> _JOB A_:
Reproduce the passage of the muzzleloader article between "I recommend visiting" and "time to develop.", inclusive.

━━ READING TEXT ━━

Two whitetails fed across Nebraska's rolling hills as I clutched my muzzleloader a bit tighter. I'd already killed my buck, so one of these does would be a perfect candidate for my antlerless tag.
The deer were on private land but just across the public fence line. I ranged the front doe at 209 yards. When she jumped the fence, I acted quickly since two large bounds would put her into a shelterbelt. I grunt-stopped her, exhaled and held my breath as I settled the crosshairs, then squeezed the trigger.
The scene went up in smoke. The shot felt good, so I assumed it hit its mark. After a 15-minute wait, I found a blood trail that led me to my harvest. All the time I spent assembling the rig and practicing with it had paid off.
In the modern muzzleloading world, custom guns can be built that will kill cleanly at 500 yards and beyond in skilled hands. YouTube it if you don't believe me. Those rigs will set you back thousands. But don't worry, these aren't the topic for discussion here.
No, this article is about stock guns that can be purchased inexpensively at virtually any gun shop. From there, we'll review optics, loads and cleaning procedures. In the end, most hunters with average shooting skills will understand what it takes to be deadly on whitetails at 200 yards with a stock in-line muzzleloader.
Choosing a gun from the many on the market can be perplexing. CVA, Knight, Thompson/Center, Traditions and Remington all make muzzleloaders capable of 200-yard-and-beyond accuracy. The more you spend, the higher quality gun you'll get.
I recommend visiting multiple gun shops or sporting-goods stores to hold and shoulder several models from the aforementioned brands. Decide which gun feels most comfortable and shoulders most naturally. Fit and feel contribute to accuracy more than you would think — it must feel like it's meant to be.
I've been using a Thompson/Center Triumph muzzleloader for 10 years now, and while I'm sure stock guns exist that could push the 300-yard envelope, my gun produces unreal 100-yard accuracy and sub-softball groups at 200 yards. I've spent considerable time with it to develop a high level of confidence in taking shots out to and slightly over 200 yards in ideal conditions. That confidence doesn't automatically come when you buy a new gun. It takes time to develop.
Inevitably, muzzleloaders produce slower velocities than rifles. Thus, trajectory majorly influences points of impact past 100 yards. Holding high for a 200-yard shot with a single crosshair reticle will yield sporadic results, especially in hunting situations. It's simply not ethical when far better equipment exists.
Of course, several optics manufacturers build scopes with multiple hold points out to 200 yards and beyond. One example is my Leupold Ultimate Slam 3-9x40mm muzzleloader scope. The reticle is designed with hold points out to 300 yards. It's a fine scope. And the hold points are compatible with either a 100- or 150-grain load, but the scope's magnification must be set according to your load for the hold points to correspond.
Several other optics manufacturers build scopes with similar trajectory-compensated reticles, Nikon being a popular choice. If you truly want 200-plus-yard accuracy, don't skimp. Optics are as important as the gun — maybe more. Save your pennies and buy a good one.

━━━

> _JOB B_:
Transcribe the records from their first line through the line holding "candle[interactable] [113,419,117,443]", inclusive.

━━ MATERIAL PROVIDED ━━

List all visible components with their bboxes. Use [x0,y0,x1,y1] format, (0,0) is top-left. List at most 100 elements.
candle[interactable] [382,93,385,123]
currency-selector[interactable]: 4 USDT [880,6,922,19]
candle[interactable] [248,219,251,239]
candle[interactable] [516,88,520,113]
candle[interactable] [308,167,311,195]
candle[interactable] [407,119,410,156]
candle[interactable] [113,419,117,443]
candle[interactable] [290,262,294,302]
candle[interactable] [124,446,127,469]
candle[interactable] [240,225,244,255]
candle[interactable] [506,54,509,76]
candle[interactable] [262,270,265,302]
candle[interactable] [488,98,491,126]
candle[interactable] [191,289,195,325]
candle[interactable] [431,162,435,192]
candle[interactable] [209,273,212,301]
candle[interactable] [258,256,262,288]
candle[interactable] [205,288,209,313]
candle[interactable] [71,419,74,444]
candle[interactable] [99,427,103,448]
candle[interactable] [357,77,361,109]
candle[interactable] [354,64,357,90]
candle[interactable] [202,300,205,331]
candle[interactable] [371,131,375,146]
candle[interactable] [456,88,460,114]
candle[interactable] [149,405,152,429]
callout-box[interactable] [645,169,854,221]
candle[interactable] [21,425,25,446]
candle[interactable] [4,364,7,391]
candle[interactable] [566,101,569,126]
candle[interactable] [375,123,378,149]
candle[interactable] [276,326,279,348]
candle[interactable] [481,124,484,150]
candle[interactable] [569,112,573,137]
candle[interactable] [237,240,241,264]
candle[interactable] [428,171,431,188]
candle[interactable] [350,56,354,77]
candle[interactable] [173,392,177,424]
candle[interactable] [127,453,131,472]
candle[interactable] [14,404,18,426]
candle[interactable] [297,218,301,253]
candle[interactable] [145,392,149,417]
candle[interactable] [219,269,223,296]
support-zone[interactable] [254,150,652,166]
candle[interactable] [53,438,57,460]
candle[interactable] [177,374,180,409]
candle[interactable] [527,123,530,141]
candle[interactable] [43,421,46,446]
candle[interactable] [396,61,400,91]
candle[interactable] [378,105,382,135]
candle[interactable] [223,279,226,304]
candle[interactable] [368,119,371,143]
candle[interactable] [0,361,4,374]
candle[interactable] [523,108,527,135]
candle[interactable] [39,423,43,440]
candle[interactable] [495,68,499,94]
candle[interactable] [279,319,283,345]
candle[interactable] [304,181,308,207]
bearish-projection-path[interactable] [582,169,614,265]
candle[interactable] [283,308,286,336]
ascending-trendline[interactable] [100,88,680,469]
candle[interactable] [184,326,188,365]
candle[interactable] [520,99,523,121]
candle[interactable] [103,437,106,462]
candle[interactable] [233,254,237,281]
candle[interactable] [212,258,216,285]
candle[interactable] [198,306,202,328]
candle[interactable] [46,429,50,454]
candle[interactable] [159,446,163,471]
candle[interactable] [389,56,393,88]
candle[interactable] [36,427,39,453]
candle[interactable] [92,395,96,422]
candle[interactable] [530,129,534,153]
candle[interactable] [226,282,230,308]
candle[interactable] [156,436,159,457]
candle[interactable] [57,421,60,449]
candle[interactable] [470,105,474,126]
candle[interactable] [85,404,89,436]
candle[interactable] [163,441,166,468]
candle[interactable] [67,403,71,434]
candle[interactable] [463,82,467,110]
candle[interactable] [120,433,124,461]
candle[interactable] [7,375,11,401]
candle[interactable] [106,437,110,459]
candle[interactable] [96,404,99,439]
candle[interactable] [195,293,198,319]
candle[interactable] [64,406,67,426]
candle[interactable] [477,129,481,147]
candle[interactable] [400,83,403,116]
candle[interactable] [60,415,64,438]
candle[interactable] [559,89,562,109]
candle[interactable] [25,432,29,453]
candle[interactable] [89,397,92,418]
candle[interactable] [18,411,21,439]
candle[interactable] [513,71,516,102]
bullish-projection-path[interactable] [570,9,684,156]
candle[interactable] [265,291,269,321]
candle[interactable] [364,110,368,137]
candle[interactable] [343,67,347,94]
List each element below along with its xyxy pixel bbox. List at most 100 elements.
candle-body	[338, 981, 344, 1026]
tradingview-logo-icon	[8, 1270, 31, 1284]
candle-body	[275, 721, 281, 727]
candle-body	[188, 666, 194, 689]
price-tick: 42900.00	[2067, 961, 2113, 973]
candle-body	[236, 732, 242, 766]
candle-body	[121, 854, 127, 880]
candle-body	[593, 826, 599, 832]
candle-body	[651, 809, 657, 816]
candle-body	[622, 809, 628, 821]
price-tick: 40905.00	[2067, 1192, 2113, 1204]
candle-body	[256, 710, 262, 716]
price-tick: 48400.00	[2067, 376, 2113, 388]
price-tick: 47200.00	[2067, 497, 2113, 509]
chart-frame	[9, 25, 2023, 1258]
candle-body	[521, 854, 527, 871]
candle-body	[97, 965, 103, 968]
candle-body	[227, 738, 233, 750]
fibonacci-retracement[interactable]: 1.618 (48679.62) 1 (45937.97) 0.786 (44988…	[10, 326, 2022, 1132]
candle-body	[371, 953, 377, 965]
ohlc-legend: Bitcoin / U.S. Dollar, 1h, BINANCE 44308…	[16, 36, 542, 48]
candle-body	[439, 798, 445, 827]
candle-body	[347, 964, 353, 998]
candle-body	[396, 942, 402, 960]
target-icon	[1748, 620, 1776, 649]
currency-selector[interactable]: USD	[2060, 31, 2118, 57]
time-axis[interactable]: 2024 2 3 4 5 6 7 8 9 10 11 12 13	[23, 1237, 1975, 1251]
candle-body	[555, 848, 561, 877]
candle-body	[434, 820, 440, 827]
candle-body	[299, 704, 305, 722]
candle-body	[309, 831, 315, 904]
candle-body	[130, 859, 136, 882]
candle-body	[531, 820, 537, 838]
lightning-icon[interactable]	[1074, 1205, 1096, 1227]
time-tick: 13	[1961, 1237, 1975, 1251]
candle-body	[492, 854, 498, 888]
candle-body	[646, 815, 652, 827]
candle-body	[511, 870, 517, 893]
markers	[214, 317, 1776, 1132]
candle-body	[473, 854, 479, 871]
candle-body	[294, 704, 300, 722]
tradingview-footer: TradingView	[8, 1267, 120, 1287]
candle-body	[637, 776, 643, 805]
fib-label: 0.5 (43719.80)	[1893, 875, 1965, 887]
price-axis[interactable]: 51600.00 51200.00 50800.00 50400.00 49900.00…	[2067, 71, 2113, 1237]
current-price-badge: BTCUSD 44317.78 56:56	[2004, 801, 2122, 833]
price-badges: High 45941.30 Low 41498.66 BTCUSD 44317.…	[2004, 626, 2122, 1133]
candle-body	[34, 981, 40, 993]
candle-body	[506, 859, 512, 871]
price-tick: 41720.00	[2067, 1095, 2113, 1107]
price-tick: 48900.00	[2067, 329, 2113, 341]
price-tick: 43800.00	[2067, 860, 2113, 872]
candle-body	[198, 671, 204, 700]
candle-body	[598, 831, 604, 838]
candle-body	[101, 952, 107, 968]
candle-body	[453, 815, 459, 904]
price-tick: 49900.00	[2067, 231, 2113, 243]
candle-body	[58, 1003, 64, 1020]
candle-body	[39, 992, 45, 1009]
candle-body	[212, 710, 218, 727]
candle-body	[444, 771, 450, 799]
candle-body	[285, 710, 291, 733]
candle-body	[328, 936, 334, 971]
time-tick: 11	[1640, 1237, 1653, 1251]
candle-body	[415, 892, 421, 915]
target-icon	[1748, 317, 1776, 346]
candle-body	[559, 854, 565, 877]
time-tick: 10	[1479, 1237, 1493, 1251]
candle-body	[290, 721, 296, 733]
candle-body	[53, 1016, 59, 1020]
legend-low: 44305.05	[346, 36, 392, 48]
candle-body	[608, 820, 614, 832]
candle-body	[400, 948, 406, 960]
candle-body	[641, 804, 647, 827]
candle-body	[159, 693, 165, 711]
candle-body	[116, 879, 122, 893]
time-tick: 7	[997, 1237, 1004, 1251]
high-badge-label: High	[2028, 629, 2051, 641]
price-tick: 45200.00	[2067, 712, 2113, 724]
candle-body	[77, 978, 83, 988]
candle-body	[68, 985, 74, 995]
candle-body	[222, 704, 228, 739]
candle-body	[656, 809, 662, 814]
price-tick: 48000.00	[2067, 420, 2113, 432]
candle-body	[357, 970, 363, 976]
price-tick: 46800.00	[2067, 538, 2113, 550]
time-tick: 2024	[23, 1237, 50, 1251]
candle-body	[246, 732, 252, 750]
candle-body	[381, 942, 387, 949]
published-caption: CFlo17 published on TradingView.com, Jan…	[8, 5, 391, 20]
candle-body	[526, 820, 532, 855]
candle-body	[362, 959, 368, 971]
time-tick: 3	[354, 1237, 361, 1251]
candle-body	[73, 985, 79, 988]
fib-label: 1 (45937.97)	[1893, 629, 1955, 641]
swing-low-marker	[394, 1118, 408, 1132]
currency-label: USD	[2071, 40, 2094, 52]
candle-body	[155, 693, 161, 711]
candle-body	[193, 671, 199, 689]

━━━

> _COMPLETE ANSWER A_:
I recommend visiting multiple gun shops or sporting-goods stores to hold and shoulder several models from the aforementioned brands. Decide which gun feels most comfortable and shoulders most naturally. Fit and feel contribute to accuracy more than you would think — it must feel like it's meant to be.
I've been using a Thompson/Center Triumph muzzleloader for 10 years now, and while I'm sure stock guns exist that could push the 300-yard envelope, my gun produces unreal 100-yard accuracy and sub-softball groups at 200 yards. I've spent considerable time with it to develop a high level of confidence in taking shots out to and slightly over 200 yards in ideal conditions. That confidence doesn't automatically come when you buy a new gun. It takes time to develop.

> _COMPLETE ANSWER B_:
List all visible components with their bboxes. Use [x0,y0,x1,y1] format, (0,0) is top-left. List at most 100 elements.
candle[interactable] [382,93,385,123]
currency-selector[interactable]: 4 USDT [880,6,922,19]
candle[interactable] [248,219,251,239]
candle[interactable] [516,88,520,113]
candle[interactable] [308,167,311,195]
candle[interactable] [407,119,410,156]
candle[interactable] [113,419,117,443]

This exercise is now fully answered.